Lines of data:
══════════════════════════════

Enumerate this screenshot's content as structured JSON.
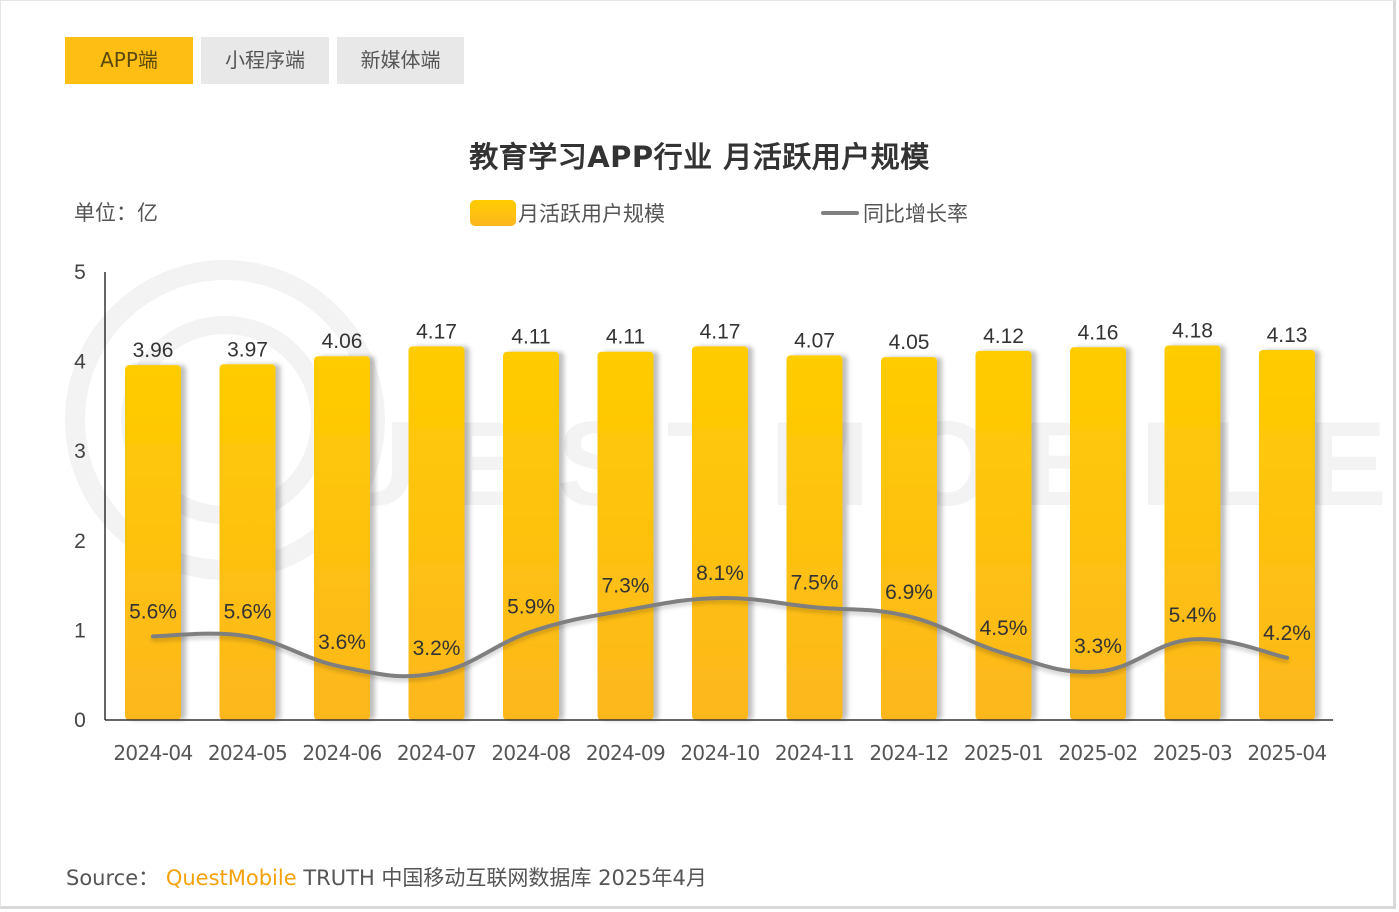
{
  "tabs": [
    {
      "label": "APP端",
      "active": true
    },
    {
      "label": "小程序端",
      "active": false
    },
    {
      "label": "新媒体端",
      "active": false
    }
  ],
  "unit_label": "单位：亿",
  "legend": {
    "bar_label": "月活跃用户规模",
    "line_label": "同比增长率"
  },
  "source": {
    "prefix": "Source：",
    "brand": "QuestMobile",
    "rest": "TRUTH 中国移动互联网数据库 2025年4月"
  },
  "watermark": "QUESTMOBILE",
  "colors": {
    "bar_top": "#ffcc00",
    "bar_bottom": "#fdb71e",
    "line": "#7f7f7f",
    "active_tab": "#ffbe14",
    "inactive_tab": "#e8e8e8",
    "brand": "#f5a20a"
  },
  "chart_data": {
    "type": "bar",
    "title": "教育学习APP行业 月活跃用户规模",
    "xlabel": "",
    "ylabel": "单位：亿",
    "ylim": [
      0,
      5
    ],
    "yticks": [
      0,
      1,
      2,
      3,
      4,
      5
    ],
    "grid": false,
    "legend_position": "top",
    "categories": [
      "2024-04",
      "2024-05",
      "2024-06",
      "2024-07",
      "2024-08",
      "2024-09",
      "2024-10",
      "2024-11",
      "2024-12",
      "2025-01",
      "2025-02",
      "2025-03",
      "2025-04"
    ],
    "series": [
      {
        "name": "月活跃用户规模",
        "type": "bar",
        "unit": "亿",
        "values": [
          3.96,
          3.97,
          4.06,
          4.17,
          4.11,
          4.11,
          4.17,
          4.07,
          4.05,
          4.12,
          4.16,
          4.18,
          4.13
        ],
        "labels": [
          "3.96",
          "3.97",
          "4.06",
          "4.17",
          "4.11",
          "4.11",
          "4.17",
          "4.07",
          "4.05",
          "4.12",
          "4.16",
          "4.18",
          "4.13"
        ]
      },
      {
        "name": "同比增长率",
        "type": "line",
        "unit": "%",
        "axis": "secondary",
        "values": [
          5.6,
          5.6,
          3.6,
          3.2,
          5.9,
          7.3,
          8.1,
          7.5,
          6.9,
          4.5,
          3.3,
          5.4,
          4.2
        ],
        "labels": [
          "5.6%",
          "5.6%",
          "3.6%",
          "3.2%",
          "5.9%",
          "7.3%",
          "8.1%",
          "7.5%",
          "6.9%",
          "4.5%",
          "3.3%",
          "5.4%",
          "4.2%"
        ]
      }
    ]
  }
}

══════════════════════════════

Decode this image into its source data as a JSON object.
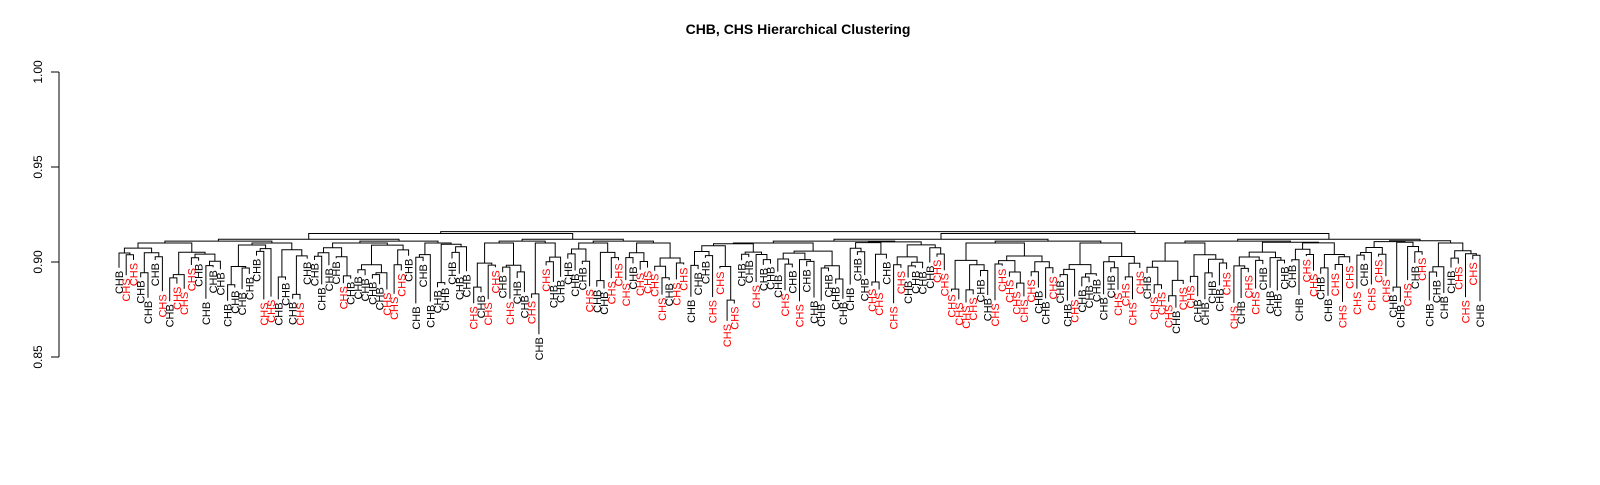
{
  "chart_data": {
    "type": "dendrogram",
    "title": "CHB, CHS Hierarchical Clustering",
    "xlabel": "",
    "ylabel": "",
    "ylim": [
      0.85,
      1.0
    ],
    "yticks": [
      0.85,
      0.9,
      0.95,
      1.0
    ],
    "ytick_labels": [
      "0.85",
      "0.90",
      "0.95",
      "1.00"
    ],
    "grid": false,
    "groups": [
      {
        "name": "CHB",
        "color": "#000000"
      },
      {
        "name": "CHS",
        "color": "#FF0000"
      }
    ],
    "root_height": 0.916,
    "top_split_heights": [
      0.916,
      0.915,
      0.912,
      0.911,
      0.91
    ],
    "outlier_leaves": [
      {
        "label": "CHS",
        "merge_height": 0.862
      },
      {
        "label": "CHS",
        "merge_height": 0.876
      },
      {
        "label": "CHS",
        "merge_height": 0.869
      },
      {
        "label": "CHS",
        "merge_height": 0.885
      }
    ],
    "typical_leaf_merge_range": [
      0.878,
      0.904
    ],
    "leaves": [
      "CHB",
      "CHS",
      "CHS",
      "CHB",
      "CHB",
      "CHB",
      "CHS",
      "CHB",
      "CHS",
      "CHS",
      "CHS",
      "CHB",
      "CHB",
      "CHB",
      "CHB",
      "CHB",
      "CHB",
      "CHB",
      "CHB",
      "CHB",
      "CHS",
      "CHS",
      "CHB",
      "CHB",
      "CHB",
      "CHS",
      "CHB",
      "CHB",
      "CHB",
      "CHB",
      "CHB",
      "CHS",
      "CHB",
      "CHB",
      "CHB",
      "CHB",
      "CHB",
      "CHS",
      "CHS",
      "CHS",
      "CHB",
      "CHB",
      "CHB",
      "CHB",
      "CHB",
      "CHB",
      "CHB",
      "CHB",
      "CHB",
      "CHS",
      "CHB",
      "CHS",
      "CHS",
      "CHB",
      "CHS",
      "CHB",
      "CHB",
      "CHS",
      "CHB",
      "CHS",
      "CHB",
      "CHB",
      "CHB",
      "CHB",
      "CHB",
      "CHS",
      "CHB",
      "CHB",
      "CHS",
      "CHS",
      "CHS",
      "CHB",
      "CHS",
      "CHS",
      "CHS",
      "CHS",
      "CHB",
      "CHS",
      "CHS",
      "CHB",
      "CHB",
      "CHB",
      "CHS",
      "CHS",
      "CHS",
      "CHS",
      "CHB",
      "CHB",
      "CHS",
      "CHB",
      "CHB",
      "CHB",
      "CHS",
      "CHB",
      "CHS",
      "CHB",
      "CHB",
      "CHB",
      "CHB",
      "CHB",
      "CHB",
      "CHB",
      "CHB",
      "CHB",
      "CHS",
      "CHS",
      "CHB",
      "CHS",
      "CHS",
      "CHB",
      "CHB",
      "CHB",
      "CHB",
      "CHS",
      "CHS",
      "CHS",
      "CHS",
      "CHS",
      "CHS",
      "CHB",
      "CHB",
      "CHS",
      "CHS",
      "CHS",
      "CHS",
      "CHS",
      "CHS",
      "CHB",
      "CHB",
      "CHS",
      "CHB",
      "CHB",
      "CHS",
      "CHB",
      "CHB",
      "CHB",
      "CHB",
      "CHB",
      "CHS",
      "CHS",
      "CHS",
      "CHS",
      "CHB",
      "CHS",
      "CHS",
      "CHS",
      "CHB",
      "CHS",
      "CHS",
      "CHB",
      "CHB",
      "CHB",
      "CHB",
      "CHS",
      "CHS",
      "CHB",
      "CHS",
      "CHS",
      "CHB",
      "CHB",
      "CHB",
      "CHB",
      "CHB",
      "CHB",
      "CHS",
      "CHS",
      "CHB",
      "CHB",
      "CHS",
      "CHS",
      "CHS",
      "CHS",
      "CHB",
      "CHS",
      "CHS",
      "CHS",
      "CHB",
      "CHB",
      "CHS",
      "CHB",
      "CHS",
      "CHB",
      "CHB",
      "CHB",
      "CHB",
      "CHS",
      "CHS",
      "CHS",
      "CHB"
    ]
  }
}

══════════════════════════════

Where a line contains "type", copy that line.

ANSWER FOR THIS EXERCISE -
    "type": "bar",
        "type": "bar",
        "type": "line",
    "type": "dendrogram",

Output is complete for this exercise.